--- start Record set ---
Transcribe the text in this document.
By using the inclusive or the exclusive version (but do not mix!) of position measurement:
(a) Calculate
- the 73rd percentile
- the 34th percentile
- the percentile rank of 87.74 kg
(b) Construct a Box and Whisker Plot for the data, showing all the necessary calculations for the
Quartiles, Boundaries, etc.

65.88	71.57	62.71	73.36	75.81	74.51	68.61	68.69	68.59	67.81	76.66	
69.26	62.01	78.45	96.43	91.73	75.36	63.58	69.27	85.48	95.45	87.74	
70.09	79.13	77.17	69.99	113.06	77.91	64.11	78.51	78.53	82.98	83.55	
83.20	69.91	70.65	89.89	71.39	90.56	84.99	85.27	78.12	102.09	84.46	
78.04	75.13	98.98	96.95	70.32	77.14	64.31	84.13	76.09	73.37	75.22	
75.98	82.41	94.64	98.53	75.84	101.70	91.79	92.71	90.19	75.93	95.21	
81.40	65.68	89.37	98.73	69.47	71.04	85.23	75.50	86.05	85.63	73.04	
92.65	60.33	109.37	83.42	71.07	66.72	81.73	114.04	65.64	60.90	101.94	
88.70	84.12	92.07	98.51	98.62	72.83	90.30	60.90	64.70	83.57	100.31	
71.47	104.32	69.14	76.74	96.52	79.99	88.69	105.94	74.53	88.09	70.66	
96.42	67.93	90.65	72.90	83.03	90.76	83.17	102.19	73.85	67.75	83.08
--- end Record set ---
> Problem to solve
Return the material in full, exactly as shown.

> Task answer
Transcribe the text in this document.
By using the inclusive or the exclusive version (but do not mix!) of position measurement:
(a) Calculate
- the 73rd percentile
- the 34th percentile
- the percentile rank of 87.74 kg
(b) Construct a Box and Whisker Plot for the data, showing all the necessary calculations for the
Quartiles, Boundaries, etc.

65.88	71.57	62.71	73.36	75.81	74.51	68.61	68.69	68.59	67.81	76.66	
69.26	62.01	78.45	96.43	91.73	75.36	63.58	69.27	85.48	95.45	87.74	
70.09	79.13	77.17	69.99	113.06	77.91	64.11	78.51	78.53	82.98	83.55	
83.20	69.91	70.65	89.89	71.39	90.56	84.99	85.27	78.12	102.09	84.46	
78.04	75.13	98.98	96.95	70.32	77.14	64.31	84.13	76.09	73.37	75.22	
75.98	82.41	94.64	98.53	75.84	101.70	91.79	92.71	90.19	75.93	95.21	
81.40	65.68	89.37	98.73	69.47	71.04	85.23	75.50	86.05	85.63	73.04	
92.65	60.33	109.37	83.42	71.07	66.72	81.73	114.04	65.64	60.90	101.94	
88.70	84.12	92.07	98.51	98.62	72.83	90.30	60.90	64.70	83.57	100.31	
71.47	104.32	69.14	76.74	96.52	79.99	88.69	105.94	74.53	88.09	70.66	
96.42	67.93	90.65	72.90	83.03	90.76	83.17	102.19	73.85	67.75	83.08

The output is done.